# [WHAT YOU WILL DO]
Copy out all of the material exactly as presented.

# [DATA LISTING]

=-=-=

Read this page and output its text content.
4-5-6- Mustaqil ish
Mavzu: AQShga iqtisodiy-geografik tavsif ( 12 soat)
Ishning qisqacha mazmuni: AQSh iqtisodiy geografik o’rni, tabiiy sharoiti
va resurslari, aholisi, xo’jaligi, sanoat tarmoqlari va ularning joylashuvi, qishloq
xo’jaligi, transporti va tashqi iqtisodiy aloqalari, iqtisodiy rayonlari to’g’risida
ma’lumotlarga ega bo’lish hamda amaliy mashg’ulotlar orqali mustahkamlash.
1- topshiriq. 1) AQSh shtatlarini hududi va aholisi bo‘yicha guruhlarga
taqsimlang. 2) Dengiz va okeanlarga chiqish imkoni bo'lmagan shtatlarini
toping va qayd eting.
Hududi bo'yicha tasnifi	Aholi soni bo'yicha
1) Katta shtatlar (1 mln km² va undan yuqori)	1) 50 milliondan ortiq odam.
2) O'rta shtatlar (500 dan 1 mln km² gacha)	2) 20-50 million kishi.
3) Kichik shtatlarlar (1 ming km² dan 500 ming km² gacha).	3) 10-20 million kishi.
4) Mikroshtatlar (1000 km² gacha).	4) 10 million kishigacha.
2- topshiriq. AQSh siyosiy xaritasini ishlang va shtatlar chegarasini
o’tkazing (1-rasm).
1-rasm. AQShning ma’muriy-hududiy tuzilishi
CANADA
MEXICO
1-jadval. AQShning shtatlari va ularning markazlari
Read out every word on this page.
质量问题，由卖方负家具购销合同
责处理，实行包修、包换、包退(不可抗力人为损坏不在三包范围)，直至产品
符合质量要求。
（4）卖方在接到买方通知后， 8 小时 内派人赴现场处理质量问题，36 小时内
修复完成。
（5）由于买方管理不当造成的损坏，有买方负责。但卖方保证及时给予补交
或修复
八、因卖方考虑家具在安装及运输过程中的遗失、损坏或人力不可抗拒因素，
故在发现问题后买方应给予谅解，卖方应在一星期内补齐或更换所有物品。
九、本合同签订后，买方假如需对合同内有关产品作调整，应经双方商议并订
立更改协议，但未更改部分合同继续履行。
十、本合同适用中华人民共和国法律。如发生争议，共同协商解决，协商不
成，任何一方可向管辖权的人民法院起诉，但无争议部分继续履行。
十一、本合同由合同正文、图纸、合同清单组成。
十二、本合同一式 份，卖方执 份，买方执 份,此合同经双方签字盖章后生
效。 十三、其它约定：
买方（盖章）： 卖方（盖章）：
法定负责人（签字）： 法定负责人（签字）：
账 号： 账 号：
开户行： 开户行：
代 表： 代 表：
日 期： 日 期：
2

=-=-=

# [REPLY]
Read this page and output its text content.
4-5-6- Mustaqil ish
Mavzu: AQShga iqtisodiy-geografik tavsif ( 12 soat)
Ishning qisqacha mazmuni: AQSh iqtisodiy geografik o’rni, tabiiy sharoiti
va resurslari, aholisi, xo’jaligi, sanoat tarmoqlari va ularning joylashuvi, qishloq
xo’jaligi, transporti va tashqi iqtisodiy aloqalari, iqtisodiy rayonlari to’g’risida
ma’lumotlarga ega bo’lish hamda amaliy mashg’ulotlar orqali mustahkamlash.
1- topshiriq. 1) AQSh shtatlarini hududi va aholisi bo‘yicha guruhlarga
taqsimlang. 2) Dengiz va okeanlarga chiqish imkoni bo'lmagan shtatlarini
toping va qayd eting.
Hududi bo'yicha tasnifi	Aholi soni bo'yicha
1) Katta shtatlar (1 mln km² va undan yuqori)	1) 50 milliondan ortiq odam.
2) O'rta shtatlar (500 dan 1 mln km² gacha)	2) 20-50 million kishi.
3) Kichik shtatlarlar (1 ming km² dan 500 ming km² gacha).	3) 10-20 million kishi.
4) Mikroshtatlar (1000 km² gacha).	4) 10 million kishigacha.
2- topshiriq. AQSh siyosiy xaritasini ishlang va shtatlar chegarasini
o’tkazing (1-rasm).
1-rasm. AQShning ma’muriy-hududiy tuzilishi
CANADA
MEXICO
1-jadval. AQShning shtatlari va ularning markazlari
Read out every word on this page.
质量问题，由卖方负家具购销合同
责处理，实行包修、包换、包退(不可抗力人为损坏不在三包范围)，直至产品
符合质量要求。
（4）卖方在接到买方通知后， 8 小时 内派人赴现场处理质量问题，36 小时内
修复完成。
（5）由于买方管理不当造成的损坏，有买方负责。但卖方保证及时给予补交
或修复
八、因卖方考虑家具在安装及运输过程中的遗失、损坏或人力不可抗拒因素，
故在发现问题后买方应给予谅解，卖方应在一星期内补齐或更换所有物品。
九、本合同签订后，买方假如需对合同内有关产品作调整，应经双方商议并订
立更改协议，但未更改部分合同继续履行。
十、本合同适用中华人民共和国法律。如发生争议，共同协商解决，协商不
成，任何一方可向管辖权的人民法院起诉，但无争议部分继续履行。
十一、本合同由合同正文、图纸、合同清单组成。
十二、本合同一式 份，卖方执 份，买方执 份,此合同经双方签字盖章后生
效。 十三、其它约定：
买方（盖章）： 卖方（盖章）：
法定负责人（签字）： 法定负责人（签字）：
账 号： 账 号：
开户行： 开户行：
代 表： 代 表：
日 期： 日 期：
2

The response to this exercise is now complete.